Source extract

The Vfs supports operating on files from the local filesystem (disk, editor, WASM, in memory) or vendored stub files (this PR only adds a stub implementation). It is virtual because it supports multiple sources and it is Salsa's view of the file system state.

The most notable change in terms of what we discussed for vendored files is that this PR exposes two methods on the Vfs:

file: To "intern" a file system path.
vendored: To intern a vendored path

The motivation behind this is that the methods differ in their return-type (and argument, but that's less important). For file, it's important that the implementation returns a File object even for files that don't exist so that salsa can track the fact that this query needs to be re-executed if such a file gets created later. This isn't necessary for vendored files because the vendored file system is readonly. Returning None in that case reduces the number of dependencies that salsa has to track, and in turn, can result in better performance. Splitting the methods also has the benefit that they're easier to call. I suspect that code paths will either exclusively work with file system or vendored path. It would be cumbersome if the callers need to wrap the path in a VfsPath just for the interning.

`FileSystem`

This PR also introduces a new FileSystem trait that abstracts away how filesystem files are read. The goal of this is that we can support different environments:

WASM: Ruff might not have access to a full file system or it's all in memory as it is the case in our playground today
LSP: The lsp does support reading from files, but unsaved changes take precedence over the content on disk.
tests: Ideally, tests don't need to write the content to disk. Instead, they can use an in-memory file system.

Crate name

I ended up creating a new crate because I couldn't find an existing crate that fits well. I first wanted to use ruff_source_file which is very similar. However, ruff_notebook depends on it and I suspect that this crate might depend on ruff_notebook in the long term (unless we use some Arc<dyn Trait + Eq> to represent file content).

The other reason why I didn't put it in ruff_source_file is that it is intended to store low level data structures for files. A Vfs and a dependency on salsa feels a bit overkill for such a crate

Open Questions

dir walking: It's not entirely clear to me how to implement dir walking because walkdir doesn't support virtual filesystems. Ideally, both the memory file system and the real implementation would use the same dir walking mechanism to avoid differences in behavior.
File watching: I think file systems need either to automatically watch files for changes or need an API that allows setting up file watchers. They probably need a second API that allows pulling all changes (file added, removed, changed events). The host would call a apply_changes method that takes a mutable self whenever it observed file system changes, so that the Vfs can update its metadata.

Information shown
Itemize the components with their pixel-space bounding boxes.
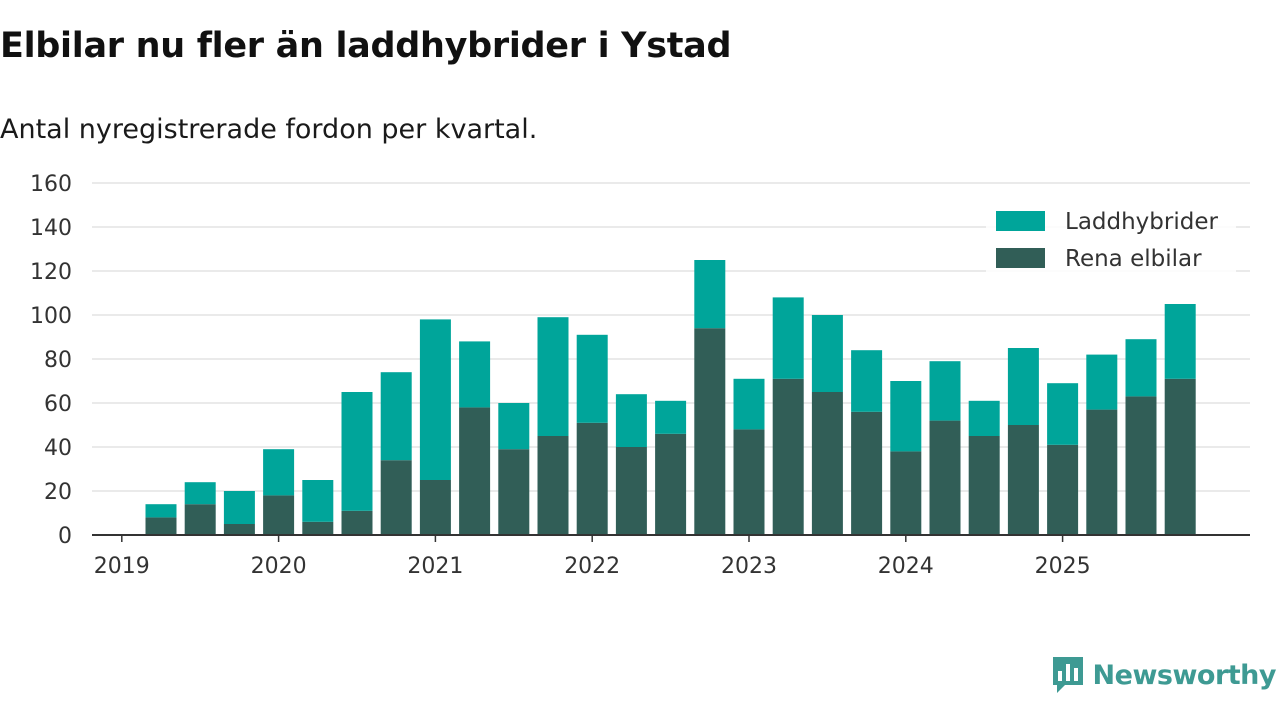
x-tick-label: 2025: [1035, 554, 1091, 579]
x-axis-ticks: 2019 2020 2021 2022 2023 2024 2025: [94, 535, 1091, 579]
bar-rena-elbilar: [929, 420, 961, 535]
bar-laddhybrider: [419, 319, 451, 480]
bar-rena-elbilar: [498, 449, 530, 535]
bar-rena-elbilar: [576, 422, 608, 535]
bar-rena-elbilar: [772, 378, 804, 535]
newsworthy-logo-icon: [1052, 657, 1083, 693]
bar-laddhybrider: [341, 392, 373, 511]
bar-rena-elbilar: [1125, 396, 1157, 535]
bar-laddhybrider: [655, 400, 687, 434]
y-tick-label: 80: [44, 348, 72, 373]
y-tick-label: 60: [44, 392, 72, 417]
y-tick-label: 120: [30, 260, 72, 285]
bar-laddhybrider: [184, 482, 216, 505]
legend-label-rena-elbilar: Rena elbilar: [1065, 246, 1202, 272]
bar-rena-elbilar: [459, 407, 491, 535]
bar-rena-elbilar: [1047, 444, 1079, 535]
y-tick-label: 100: [30, 304, 72, 329]
bar-rena-elbilar: [537, 436, 569, 535]
y-tick-label: 160: [30, 172, 72, 197]
bar-laddhybrider: [929, 361, 961, 421]
bar-rena-elbilar: [1086, 409, 1118, 535]
bar-rena-elbilar: [263, 495, 295, 535]
bar-laddhybrider: [537, 317, 569, 436]
bar-laddhybrider: [145, 504, 177, 518]
bar-rena-elbilar: [184, 504, 216, 535]
bar-laddhybrider: [811, 315, 843, 392]
x-tick-label: 2023: [721, 554, 777, 579]
y-tick-label: 40: [44, 436, 72, 461]
x-tick-label: 2024: [878, 554, 934, 579]
bar-rena-elbilar: [615, 447, 647, 535]
bar-rena-elbilar: [811, 392, 843, 535]
bar-rena-elbilar: [223, 524, 255, 535]
legend-swatch-laddhybrider: [996, 211, 1045, 231]
bar-rena-elbilar: [968, 436, 1000, 535]
bar-laddhybrider: [733, 378, 765, 430]
bar-laddhybrider: [851, 350, 883, 412]
bar-laddhybrider: [615, 394, 647, 447]
bar-laddhybrider: [1086, 354, 1118, 410]
bar-rena-elbilar: [302, 521, 334, 535]
bar-laddhybrider: [772, 297, 804, 379]
bar-laddhybrider: [498, 403, 530, 450]
bar-rena-elbilar: [419, 480, 451, 535]
bar-rena-elbilar: [380, 460, 412, 535]
bar-laddhybrider: [890, 381, 922, 452]
bar-laddhybrider: [459, 341, 491, 408]
bar-laddhybrider: [263, 449, 295, 496]
y-tick-label: 140: [30, 216, 72, 241]
bar-laddhybrider: [1164, 304, 1196, 379]
x-tick-label: 2022: [564, 554, 620, 579]
bar-laddhybrider: [1047, 383, 1079, 445]
legend: Laddhybrider Rena elbilar: [986, 204, 1236, 272]
bar-laddhybrider: [1125, 339, 1157, 397]
bar-rena-elbilar: [1164, 378, 1196, 535]
x-tick-label: 2020: [251, 554, 307, 579]
y-axis-ticks: 0 20 40 60 80 100 120 140 160: [30, 172, 72, 549]
bar-laddhybrider: [380, 372, 412, 461]
brand-logo: Newsworthy: [1051, 655, 1277, 695]
x-tick-label: 2021: [407, 554, 463, 579]
chart-subtitle: Antal nyregistrerade fordon per kvartal.: [0, 114, 538, 145]
bar-laddhybrider: [968, 400, 1000, 436]
bar-laddhybrider: [1007, 348, 1039, 425]
bars: [145, 260, 1196, 535]
bar-laddhybrider: [576, 334, 608, 423]
bar-rena-elbilar: [733, 429, 765, 535]
legend-swatch-rena-elbilar: [996, 248, 1045, 268]
legend-label-laddhybrider: Laddhybrider: [1065, 209, 1218, 235]
y-tick-label: 20: [44, 480, 72, 505]
bar-rena-elbilar: [655, 433, 687, 535]
bar-rena-elbilar: [145, 517, 177, 535]
y-tick-label: 0: [58, 524, 72, 549]
chart-title: Elbilar nu fler än laddhybrider i Ystad: [0, 26, 732, 66]
bar-laddhybrider: [223, 491, 255, 524]
bar-laddhybrider: [694, 260, 726, 329]
bar-rena-elbilar: [694, 328, 726, 535]
bar-rena-elbilar: [851, 411, 883, 535]
x-tick-label: 2019: [94, 554, 150, 579]
bar-rena-elbilar: [1007, 425, 1039, 535]
bar-laddhybrider: [302, 480, 334, 522]
bar-rena-elbilar: [890, 451, 922, 535]
bar-rena-elbilar: [341, 510, 373, 535]
brand-name: Newsworthy: [1092, 659, 1277, 691]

Exercise goal
Copy out the Vfs write-up from the words "dir walking: It's" through the words "differences in behavior.", renaming "dir walking" to "directory traversal" everywhere it occurs in that part.

Answer to this problem
directory traversal: It's not entirely clear to me how to implement directory traversal because walkdir doesn't support virtual filesystems. Ideally, both the memory file system and the real implementation would use the same directory traversal mechanism to avoid differences in behavior.